**Directions**
Tally every line of the listing where the string "服务青年" is found, and state the total alone.

**Material for this exercise**
_ _ _ _ _ _ _
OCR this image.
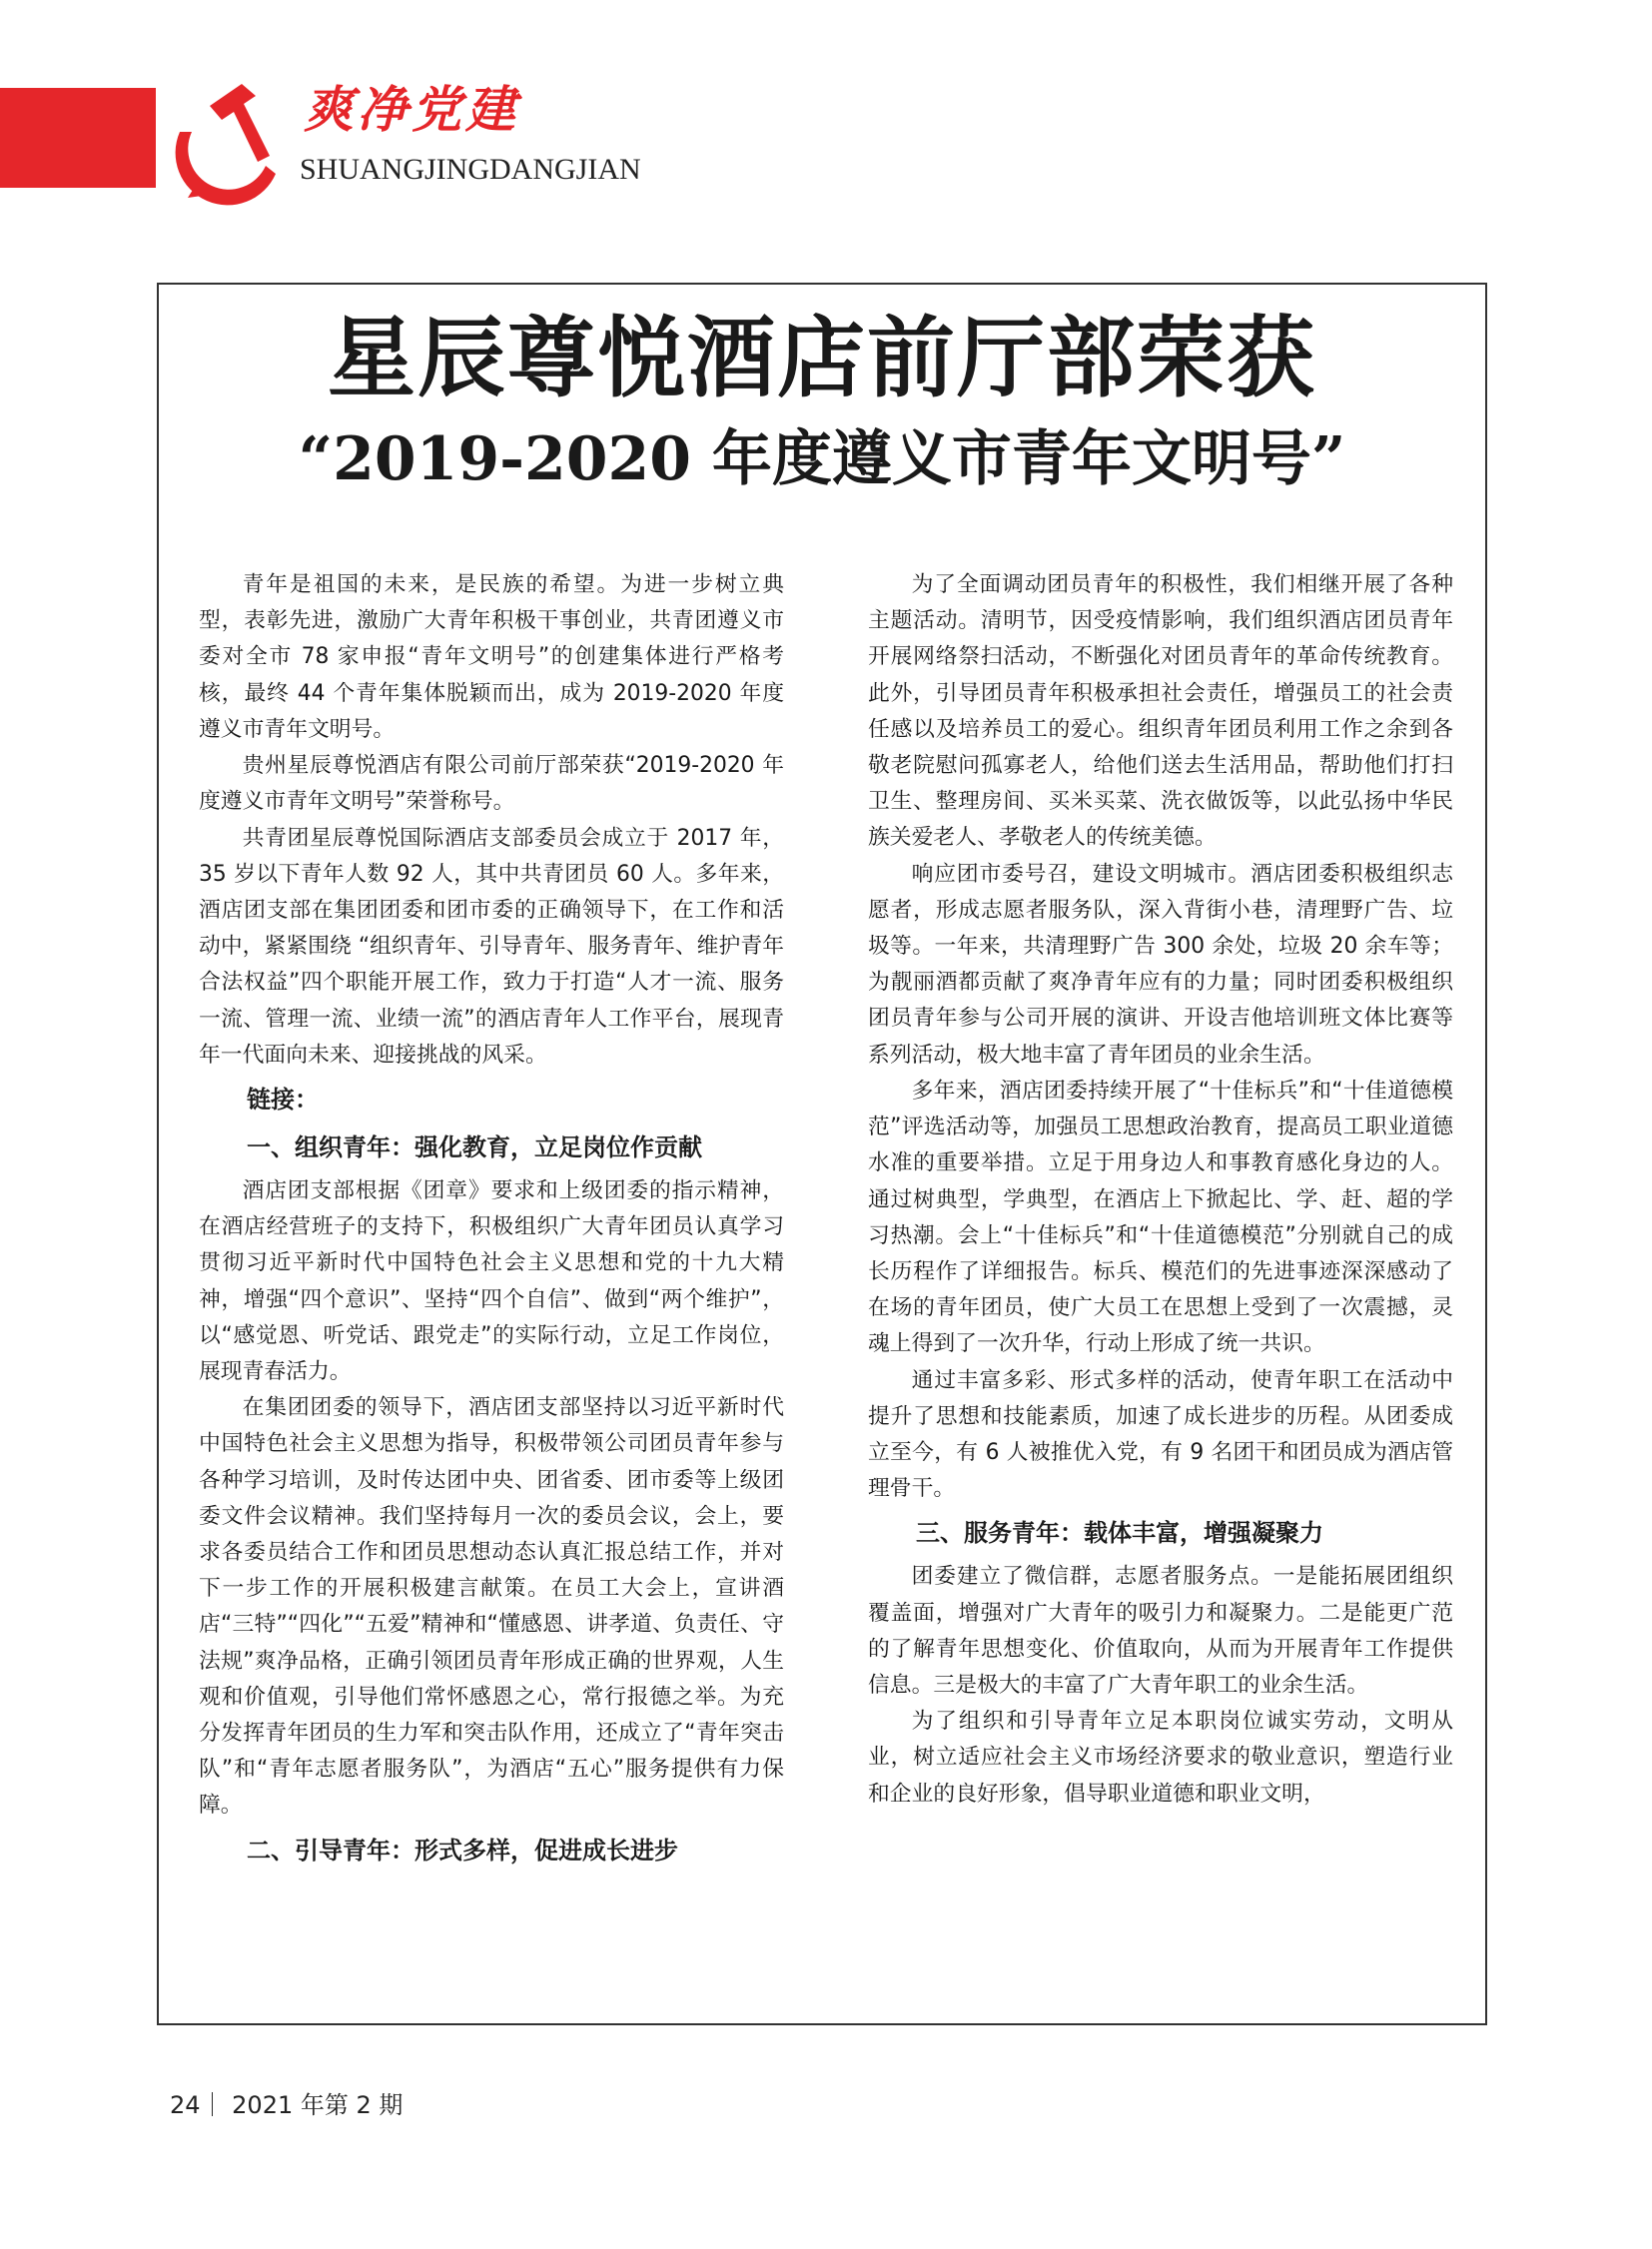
爽净党建
SHUANGJINGDANGJIAN
星辰尊悦酒店前厅部荣获
“2019-2020 年度遵义市青年文明号”

青年是祖国的未来，是民族的希望。为进一步树立典型，表彰先进，激励广大青年积极干事创业，共青团遵义市委对全市 78 家申报“青年文明号”的创建集体进行严格考核，最终 44 个青年集体脱颖而出，成为 2019-2020 年度遵义市青年文明号。

贵州星辰尊悦酒店有限公司前厅部荣获“2019-2020 年度遵义市青年文明号”荣誉称号。

共青团星辰尊悦国际酒店支部委员会成立于 2017 年，35 岁以下青年人数 92 人，其中共青团员 60 人。多年来，酒店团支部在集团团委和团市委的正确领导下，在工作和活动中，紧紧围绕 “组织青年、引导青年、服务青年、维护青年合法权益”四个职能开展工作，致力于打造“人才一流、服务一流、管理一流、业绩一流”的酒店青年人工作平台，展现青年一代面向未来、迎接挑战的风采。

链接：
一、组织青年：强化教育，立足岗位作贡献

酒店团支部根据《团章》要求和上级团委的指示精神，在酒店经营班子的支持下，积极组织广大青年团员认真学习贯彻习近平新时代中国特色社会主义思想和党的十九大精神，增强“四个意识”、坚持“四个自信”、做到“两个维护”，以“感觉恩、听党话、跟党走”的实际行动，立足工作岗位，展现青春活力。

在集团团委的领导下，酒店团支部坚持以习近平新时代中国特色社会主义思想为指导，积极带领公司团员青年参与各种学习培训，及时传达团中央、团省委、团市委等上级团委文件会议精神。我们坚持每月一次的委员会议，会上，要求各委员结合工作和团员思想动态认真汇报总结工作，并对下一步工作的开展积极建言献策。在员工大会上，宣讲酒店“三特”“四化”“五爱”精神和“懂感恩、讲孝道、负责任、守法规”爽净品格，正确引领团员青年形成正确的世界观，人生观和价值观，引导他们常怀感恩之心，常行报德之举。为充分发挥青年团员的生力军和突击队作用，还成立了“青年突击队”和“青年志愿者服务队”，为酒店“五心”服务提供有力保障。

二、引导青年：形式多样，促进成长进步

为了全面调动团员青年的积极性，我们相继开展了各种主题活动。清明节，因受疫情影响，我们组织酒店团员青年开展网络祭扫活动，不断强化对团员青年的革命传统教育。此外，引导团员青年积极承担社会责任，增强员工的社会责任感以及培养员工的爱心。组织青年团员利用工作之余到各敬老院慰问孤寡老人，给他们送去生活用品，帮助他们打扫卫生、整理房间、买米买菜、洗衣做饭等，以此弘扬中华民族关爱老人、孝敬老人的传统美德。

响应团市委号召，建设文明城市。酒店团委积极组织志愿者，形成志愿者服务队，深入背街小巷，清理野广告、垃圾等。一年来，共清理野广告 300 余处，垃圾 20 余车等；为靓丽酒都贡献了爽净青年应有的力量；同时团委积极组织团员青年参与公司开展的演讲、开设吉他培训班文体比赛等系列活动，极大地丰富了青年团员的业余生活。

多年来，酒店团委持续开展了“十佳标兵”和“十佳道德模范”评选活动等，加强员工思想政治教育，提高员工职业道德水准的重要举措。立足于用身边人和事教育感化身边的人。通过树典型，学典型，在酒店上下掀起比、学、赶、超的学习热潮。会上“十佳标兵”和“十佳道德模范”分别就自己的成长历程作了详细报告。标兵、模范们的先进事迹深深感动了在场的青年团员，使广大员工在思想上受到了一次震撼，灵魂上得到了一次升华，行动上形成了统一共识。

通过丰富多彩、形式多样的活动，使青年职工在活动中提升了思想和技能素质，加速了成长进步的历程。从团委成立至今，有 6 人被推优入党，有 9 名团干和团员成为酒店管理骨干。

三、服务青年：载体丰富，增强凝聚力

团委建立了微信群，志愿者服务点。一是能拓展团组织覆盖面，增强对广大青年的吸引力和凝聚力。二是能更广范的了解青年思想变化、价值取向，从而为开展青年工作提供信息。三是极大的丰富了广大青年职工的业余生活。

为了组织和引导青年立足本职岗位诚实劳动，文明从业，树立适应社会主义市场经济要求的敬业意识，塑造行业和企业的良好形象，倡导职业道德和职业文明，

24｜ 2021 年第 2 期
_ _ _ _ _ _ _
**Task solution**
2